SET OF TASKS -
1) In the passage on Columbia's § 5 waivers, list every citation that pairs a volume or title number with a code or reporter abbreviation and a section or paragraph number.
2) Reproduce word for word the stretch of the passage on Columbia's § 5 waivers from "Reciprocally, the discount" through "of Columbia’s services.".

===== SUPPLIED PASSAGE

Reciprocally, the discount shippers agreed to waive their right
under § 5 of the Act, 15 U.S.C. § 717d, to challenge any of
Columbia’s rates as unjust or unreasonable. Importantly, the
§ 5 waivers covered not only the discounted rates but also
precluded the discount shippers from challenging the rates for
any of Columbia’s services.
FERC initially rejected the agreements, Columbia Gulf
Transmission Corp., 109 F.E.R.C. ¶ 61,152 (2004) (“Initial
Order”), on two grounds. First, it said that § 5 waivers were
not appropriate in discount agreements but could be included
only in negotiated rate agreements. (Columbia customers who
intervened before the Commission argued that the distinction
between discount agreements and negotiated rate agreements
was substantive and not semantic. If they were discount
agreements, the intervenors argued, Columbia could have
sought a “discount adjustment” in its next tariff filing and
thereby possibly recovered the discount’s cost from
Columbia’s other customers. If they were negotiated rate
agreements, this cost-recovery opportunity would have been
unavailable. Our disposition doesn’t require us to sort this
out.) Independently, FERC objected to the scope of the
agreements’ § 5 waivers. FERC noted that it had previously
approved such waivers when they applied only to the
discounted rates and services, not, as in these agreements, to
both discounted and non-discounted rates. In accordance with
4
the Commission’s order, Columbia removed the § 5 waivers
from the agreements, but petitioned for rehearing, attacking
both of the Commission’s reasons.
FERC denied the petition for rehearing, but marshaled
slightly different reasons. Columbia Gulf Transmission
Corp., 111 F.E.R.C. ¶ 61,338 (2005) (“Rehearing Order”).

==========
===== SUPPLIED MATERIAL

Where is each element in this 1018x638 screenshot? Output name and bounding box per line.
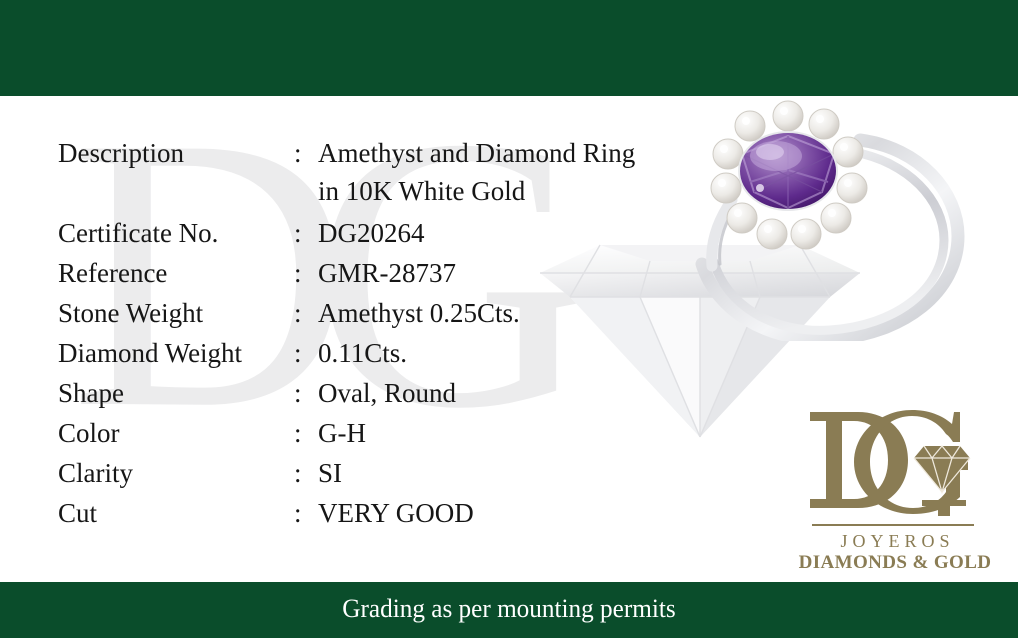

==========

TASK-BY-TASK OUTPUTS -
1)
- 15 U.S.C. § 717d
- 109 F.E.R.C. ¶ 61,152 (2004)
- 111 F.E.R.C. ¶ 61,338 (2005)

2)
Reciprocally, the discount shippers agreed to waive their right
under § 5 of the Act, 15 U.S.C. § 717d, to challenge any of
Columbia’s rates as unjust or unreasonable. Importantly, the
§ 5 waivers covered not only the discounted rates but also
precluded the discount shippers from challenging the rates for
any of Columbia’s services.